#### Job:
Find the lines containing the word "width" and copy every one of them.

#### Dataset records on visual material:
════

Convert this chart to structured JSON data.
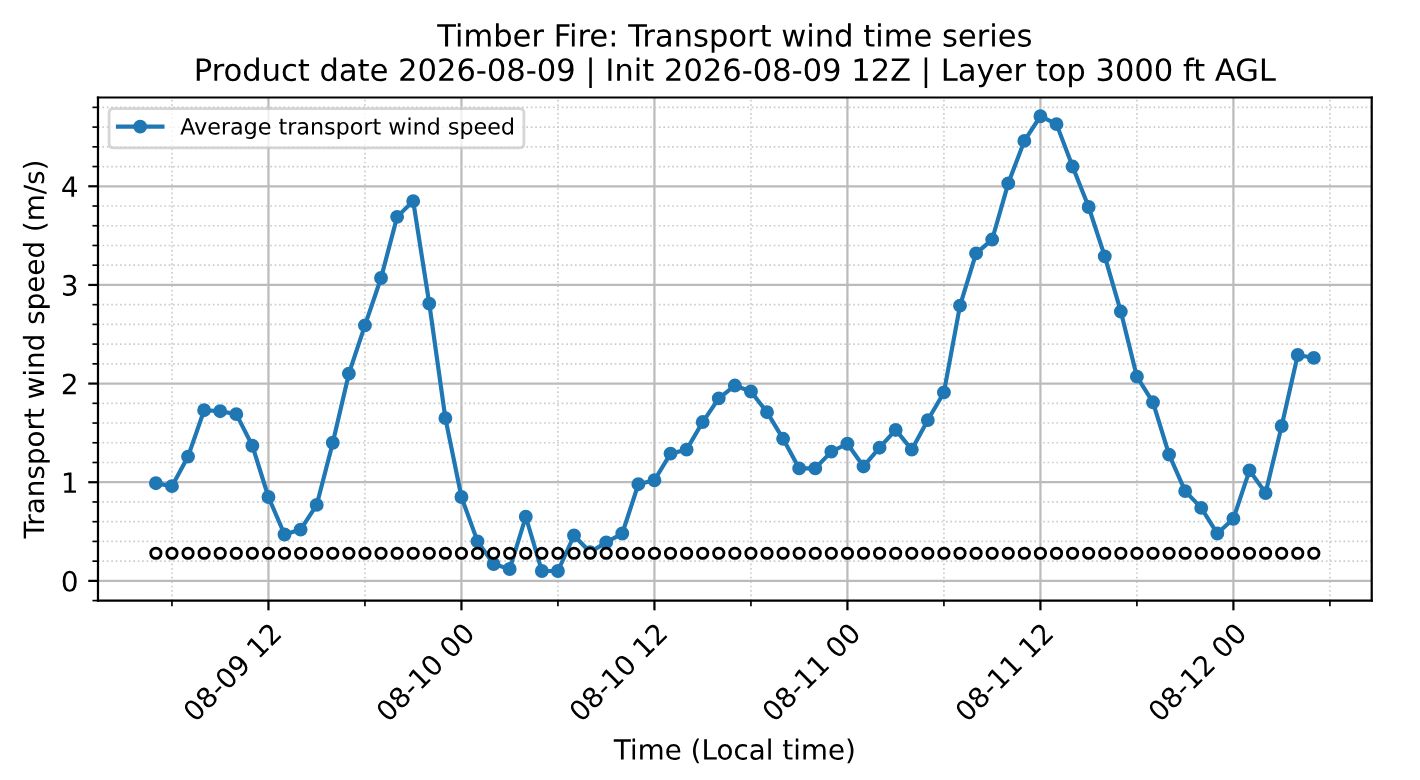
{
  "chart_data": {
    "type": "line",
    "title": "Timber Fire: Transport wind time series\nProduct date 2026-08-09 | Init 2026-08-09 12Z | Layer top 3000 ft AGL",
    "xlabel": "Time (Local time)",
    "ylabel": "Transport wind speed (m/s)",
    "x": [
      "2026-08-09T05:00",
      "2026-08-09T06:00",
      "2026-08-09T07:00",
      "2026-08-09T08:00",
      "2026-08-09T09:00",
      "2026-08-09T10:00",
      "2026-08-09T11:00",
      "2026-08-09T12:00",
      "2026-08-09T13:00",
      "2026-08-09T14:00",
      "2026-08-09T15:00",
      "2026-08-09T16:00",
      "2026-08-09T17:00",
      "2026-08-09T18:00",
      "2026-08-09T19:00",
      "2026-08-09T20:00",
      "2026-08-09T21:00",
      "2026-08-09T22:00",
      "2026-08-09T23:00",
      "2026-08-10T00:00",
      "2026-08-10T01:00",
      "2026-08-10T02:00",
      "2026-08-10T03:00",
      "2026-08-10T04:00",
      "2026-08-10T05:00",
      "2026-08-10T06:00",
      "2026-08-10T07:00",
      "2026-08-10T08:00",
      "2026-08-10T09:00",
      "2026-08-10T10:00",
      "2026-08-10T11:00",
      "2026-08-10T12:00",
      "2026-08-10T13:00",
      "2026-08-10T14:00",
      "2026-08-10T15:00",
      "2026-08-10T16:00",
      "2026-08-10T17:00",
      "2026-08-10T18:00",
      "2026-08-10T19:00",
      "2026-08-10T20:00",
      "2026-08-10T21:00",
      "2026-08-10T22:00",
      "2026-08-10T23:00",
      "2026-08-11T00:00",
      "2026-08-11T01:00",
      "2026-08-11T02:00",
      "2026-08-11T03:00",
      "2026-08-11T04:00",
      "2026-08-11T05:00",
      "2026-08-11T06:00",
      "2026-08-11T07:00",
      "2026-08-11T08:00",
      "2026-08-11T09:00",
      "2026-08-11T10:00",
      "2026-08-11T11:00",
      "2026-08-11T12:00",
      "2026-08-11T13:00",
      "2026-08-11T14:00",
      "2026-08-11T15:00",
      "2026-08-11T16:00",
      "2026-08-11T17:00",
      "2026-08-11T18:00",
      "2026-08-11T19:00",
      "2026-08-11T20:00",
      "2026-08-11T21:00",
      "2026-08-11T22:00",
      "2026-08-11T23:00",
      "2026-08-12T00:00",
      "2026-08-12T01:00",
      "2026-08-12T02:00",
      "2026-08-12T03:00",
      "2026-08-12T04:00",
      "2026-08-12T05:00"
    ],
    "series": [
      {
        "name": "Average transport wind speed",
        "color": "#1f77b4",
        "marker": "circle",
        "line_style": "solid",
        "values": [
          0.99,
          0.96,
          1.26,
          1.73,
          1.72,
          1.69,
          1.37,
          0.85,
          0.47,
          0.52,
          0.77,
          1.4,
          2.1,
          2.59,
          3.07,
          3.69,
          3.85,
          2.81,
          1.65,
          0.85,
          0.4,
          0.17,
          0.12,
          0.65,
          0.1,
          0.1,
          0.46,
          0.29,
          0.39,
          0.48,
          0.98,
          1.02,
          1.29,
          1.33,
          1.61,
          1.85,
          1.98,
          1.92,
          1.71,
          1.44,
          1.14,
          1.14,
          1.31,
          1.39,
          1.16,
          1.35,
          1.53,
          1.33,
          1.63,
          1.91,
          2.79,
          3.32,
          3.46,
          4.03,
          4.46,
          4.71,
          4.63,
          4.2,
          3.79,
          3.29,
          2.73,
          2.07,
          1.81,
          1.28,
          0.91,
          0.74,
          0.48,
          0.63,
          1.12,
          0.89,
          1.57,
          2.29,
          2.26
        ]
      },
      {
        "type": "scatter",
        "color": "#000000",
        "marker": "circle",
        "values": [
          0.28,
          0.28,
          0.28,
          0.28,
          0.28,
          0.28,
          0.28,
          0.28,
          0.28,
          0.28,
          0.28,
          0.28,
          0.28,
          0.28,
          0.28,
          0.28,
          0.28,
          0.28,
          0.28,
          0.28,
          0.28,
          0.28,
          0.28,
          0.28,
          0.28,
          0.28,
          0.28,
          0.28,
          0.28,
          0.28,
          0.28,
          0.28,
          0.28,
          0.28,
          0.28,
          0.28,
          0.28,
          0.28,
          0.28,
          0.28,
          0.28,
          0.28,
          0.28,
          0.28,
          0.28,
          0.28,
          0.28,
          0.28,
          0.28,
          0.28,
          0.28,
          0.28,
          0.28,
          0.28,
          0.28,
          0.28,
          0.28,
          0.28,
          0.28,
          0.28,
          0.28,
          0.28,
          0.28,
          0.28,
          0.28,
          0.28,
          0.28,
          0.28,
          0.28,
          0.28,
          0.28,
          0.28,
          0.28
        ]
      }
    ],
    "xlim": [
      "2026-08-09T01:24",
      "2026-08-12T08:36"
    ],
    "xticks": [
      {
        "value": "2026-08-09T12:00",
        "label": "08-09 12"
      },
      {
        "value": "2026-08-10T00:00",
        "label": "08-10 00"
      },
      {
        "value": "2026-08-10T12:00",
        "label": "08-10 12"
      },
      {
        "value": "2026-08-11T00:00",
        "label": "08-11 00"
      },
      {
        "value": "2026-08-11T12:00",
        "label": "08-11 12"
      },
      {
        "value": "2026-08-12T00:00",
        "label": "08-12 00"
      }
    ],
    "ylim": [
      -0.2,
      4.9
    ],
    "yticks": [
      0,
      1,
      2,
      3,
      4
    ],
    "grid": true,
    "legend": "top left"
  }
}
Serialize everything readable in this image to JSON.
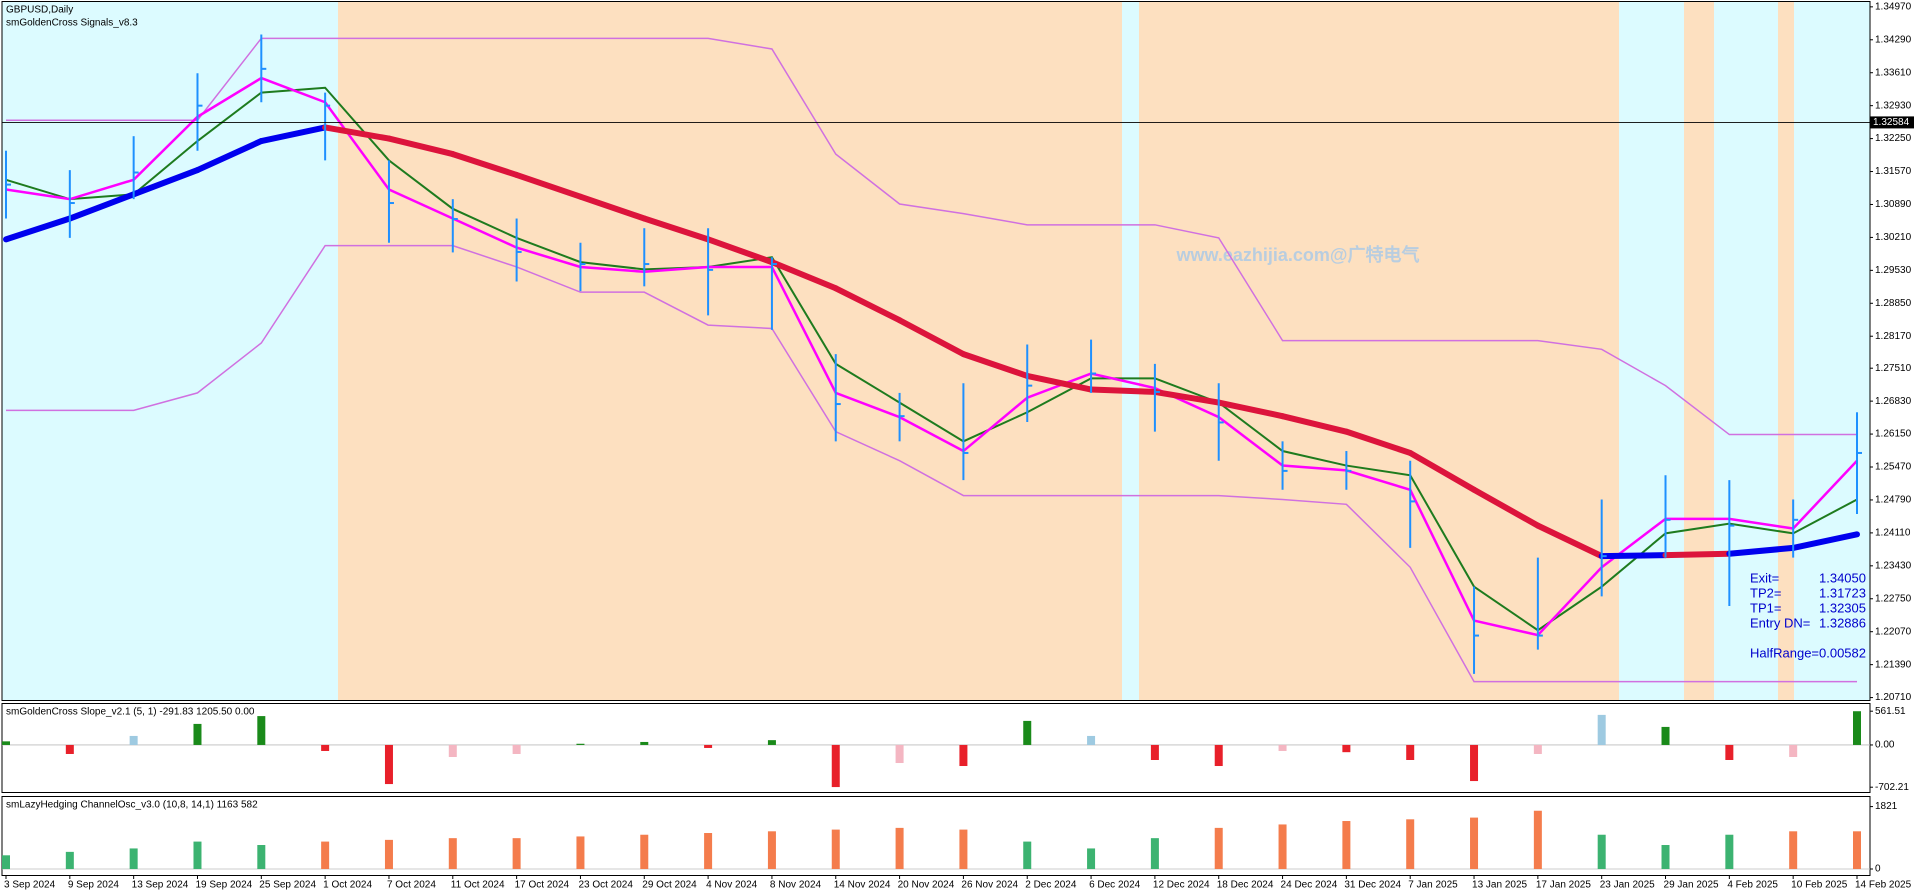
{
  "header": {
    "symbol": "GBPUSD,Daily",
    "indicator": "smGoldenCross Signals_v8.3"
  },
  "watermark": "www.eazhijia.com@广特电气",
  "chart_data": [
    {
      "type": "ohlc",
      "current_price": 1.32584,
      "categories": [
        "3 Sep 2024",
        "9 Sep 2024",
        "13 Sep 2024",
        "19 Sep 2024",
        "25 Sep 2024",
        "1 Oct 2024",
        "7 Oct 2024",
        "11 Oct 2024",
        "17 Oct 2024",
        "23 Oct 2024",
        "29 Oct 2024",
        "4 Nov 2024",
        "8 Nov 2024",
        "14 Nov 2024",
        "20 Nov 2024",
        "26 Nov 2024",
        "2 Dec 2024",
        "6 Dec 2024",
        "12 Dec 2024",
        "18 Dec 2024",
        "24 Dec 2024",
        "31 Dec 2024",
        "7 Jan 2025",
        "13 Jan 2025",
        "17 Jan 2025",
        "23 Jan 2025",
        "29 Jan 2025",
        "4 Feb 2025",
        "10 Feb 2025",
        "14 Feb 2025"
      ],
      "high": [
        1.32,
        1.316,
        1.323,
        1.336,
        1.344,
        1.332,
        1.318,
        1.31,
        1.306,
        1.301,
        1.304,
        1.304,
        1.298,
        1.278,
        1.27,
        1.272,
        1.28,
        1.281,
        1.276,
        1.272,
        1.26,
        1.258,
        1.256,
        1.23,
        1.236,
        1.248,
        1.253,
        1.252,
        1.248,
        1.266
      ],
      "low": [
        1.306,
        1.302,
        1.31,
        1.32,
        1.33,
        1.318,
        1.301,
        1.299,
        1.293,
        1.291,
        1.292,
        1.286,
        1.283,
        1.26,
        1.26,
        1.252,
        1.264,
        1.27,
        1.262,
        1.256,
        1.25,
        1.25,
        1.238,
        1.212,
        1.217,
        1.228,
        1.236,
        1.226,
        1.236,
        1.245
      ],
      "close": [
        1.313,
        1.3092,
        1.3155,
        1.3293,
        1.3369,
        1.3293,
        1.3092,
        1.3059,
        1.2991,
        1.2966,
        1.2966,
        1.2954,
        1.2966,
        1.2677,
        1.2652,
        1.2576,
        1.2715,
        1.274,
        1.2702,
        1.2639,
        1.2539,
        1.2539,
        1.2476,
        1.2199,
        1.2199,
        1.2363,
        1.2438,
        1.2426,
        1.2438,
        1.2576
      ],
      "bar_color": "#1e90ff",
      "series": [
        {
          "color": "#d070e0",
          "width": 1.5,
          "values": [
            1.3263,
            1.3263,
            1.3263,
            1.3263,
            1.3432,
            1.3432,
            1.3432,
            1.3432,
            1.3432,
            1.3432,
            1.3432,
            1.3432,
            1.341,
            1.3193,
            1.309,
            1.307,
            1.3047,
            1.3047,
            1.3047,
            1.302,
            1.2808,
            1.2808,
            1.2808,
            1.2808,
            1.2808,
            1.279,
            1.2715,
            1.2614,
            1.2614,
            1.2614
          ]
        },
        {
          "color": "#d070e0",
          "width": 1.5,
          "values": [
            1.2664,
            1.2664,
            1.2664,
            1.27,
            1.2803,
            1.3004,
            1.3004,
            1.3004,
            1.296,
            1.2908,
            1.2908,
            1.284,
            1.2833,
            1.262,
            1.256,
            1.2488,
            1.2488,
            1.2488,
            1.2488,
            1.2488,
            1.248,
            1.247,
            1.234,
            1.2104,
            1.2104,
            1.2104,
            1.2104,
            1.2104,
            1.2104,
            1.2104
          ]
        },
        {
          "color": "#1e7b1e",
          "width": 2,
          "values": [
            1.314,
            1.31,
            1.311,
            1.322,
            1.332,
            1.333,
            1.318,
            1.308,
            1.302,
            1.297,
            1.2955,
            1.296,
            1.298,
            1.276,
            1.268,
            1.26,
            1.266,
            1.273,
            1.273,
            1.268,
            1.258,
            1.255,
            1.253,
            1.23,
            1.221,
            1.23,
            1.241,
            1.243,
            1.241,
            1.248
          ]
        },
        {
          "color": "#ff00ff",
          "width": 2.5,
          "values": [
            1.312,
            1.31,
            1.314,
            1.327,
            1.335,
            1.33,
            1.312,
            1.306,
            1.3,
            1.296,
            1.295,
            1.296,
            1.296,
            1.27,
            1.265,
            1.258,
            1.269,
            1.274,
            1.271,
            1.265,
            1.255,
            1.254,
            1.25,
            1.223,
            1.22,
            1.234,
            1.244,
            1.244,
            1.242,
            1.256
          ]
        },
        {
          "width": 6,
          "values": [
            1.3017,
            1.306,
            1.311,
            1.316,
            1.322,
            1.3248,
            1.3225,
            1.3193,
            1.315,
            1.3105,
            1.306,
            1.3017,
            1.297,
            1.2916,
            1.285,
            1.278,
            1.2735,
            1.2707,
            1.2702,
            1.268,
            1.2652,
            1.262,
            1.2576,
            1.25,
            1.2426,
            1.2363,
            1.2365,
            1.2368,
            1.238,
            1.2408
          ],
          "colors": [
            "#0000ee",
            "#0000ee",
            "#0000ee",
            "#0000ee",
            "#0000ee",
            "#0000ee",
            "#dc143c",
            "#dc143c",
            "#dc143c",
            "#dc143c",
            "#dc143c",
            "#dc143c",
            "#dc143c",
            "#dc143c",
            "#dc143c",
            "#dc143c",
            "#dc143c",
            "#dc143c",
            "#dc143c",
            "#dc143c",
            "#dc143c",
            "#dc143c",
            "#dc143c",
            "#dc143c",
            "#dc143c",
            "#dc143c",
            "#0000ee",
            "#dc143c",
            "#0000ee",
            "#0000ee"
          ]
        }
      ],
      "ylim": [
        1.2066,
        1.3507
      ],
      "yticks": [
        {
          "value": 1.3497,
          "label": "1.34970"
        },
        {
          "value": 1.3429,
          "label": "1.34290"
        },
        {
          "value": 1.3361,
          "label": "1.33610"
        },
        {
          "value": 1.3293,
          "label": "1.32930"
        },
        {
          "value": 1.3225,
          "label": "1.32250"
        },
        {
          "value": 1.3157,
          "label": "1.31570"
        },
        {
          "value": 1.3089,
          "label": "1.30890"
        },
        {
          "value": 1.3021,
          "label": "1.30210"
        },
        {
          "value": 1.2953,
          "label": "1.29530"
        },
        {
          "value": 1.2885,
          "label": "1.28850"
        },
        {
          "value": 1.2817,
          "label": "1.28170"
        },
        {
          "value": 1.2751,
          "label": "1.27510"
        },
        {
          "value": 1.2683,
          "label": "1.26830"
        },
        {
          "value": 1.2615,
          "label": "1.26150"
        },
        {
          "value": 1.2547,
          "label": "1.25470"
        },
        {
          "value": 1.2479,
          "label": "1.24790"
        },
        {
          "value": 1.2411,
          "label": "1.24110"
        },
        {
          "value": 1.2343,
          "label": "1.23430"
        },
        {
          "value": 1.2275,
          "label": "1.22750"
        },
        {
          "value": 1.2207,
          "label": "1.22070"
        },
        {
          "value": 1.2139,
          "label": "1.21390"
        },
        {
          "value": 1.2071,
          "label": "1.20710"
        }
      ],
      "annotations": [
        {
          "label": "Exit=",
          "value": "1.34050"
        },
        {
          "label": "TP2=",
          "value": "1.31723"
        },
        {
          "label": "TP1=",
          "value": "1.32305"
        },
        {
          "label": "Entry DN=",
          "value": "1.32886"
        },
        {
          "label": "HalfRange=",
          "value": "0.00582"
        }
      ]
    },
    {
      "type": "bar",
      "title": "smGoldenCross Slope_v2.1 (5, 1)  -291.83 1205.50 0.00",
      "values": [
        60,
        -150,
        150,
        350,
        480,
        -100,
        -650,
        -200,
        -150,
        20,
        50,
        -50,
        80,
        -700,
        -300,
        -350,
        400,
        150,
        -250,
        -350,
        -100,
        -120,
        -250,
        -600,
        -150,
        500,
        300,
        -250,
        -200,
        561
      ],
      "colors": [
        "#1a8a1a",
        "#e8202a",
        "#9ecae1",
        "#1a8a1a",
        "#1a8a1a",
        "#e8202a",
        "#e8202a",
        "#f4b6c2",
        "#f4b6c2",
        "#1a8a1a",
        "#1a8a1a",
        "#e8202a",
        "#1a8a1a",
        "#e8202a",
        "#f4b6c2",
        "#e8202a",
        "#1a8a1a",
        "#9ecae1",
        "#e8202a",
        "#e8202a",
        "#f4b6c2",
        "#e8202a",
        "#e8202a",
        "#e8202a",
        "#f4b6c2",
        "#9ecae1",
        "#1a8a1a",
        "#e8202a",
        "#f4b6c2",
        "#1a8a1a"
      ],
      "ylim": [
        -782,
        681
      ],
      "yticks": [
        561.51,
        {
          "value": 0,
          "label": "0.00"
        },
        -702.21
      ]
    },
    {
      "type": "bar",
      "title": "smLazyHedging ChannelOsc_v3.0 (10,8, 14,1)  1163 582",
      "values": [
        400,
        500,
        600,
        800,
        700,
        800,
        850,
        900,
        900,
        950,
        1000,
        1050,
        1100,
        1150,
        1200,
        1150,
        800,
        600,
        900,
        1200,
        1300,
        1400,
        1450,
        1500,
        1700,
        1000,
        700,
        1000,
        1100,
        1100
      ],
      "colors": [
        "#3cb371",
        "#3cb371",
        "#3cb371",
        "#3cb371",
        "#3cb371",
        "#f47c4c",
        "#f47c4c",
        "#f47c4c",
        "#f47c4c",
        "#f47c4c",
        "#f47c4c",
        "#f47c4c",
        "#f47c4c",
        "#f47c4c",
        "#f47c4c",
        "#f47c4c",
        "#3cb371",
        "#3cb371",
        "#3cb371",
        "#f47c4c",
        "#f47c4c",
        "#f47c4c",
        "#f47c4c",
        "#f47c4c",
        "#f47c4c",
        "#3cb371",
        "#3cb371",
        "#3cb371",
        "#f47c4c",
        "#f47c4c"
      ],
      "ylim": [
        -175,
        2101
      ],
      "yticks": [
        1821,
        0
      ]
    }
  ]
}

════

#### Solution to this exercise:
          "width": 1.5,
          "width": 1.5,
          "width": 2,
          "width": 2.5,
          "width": 6,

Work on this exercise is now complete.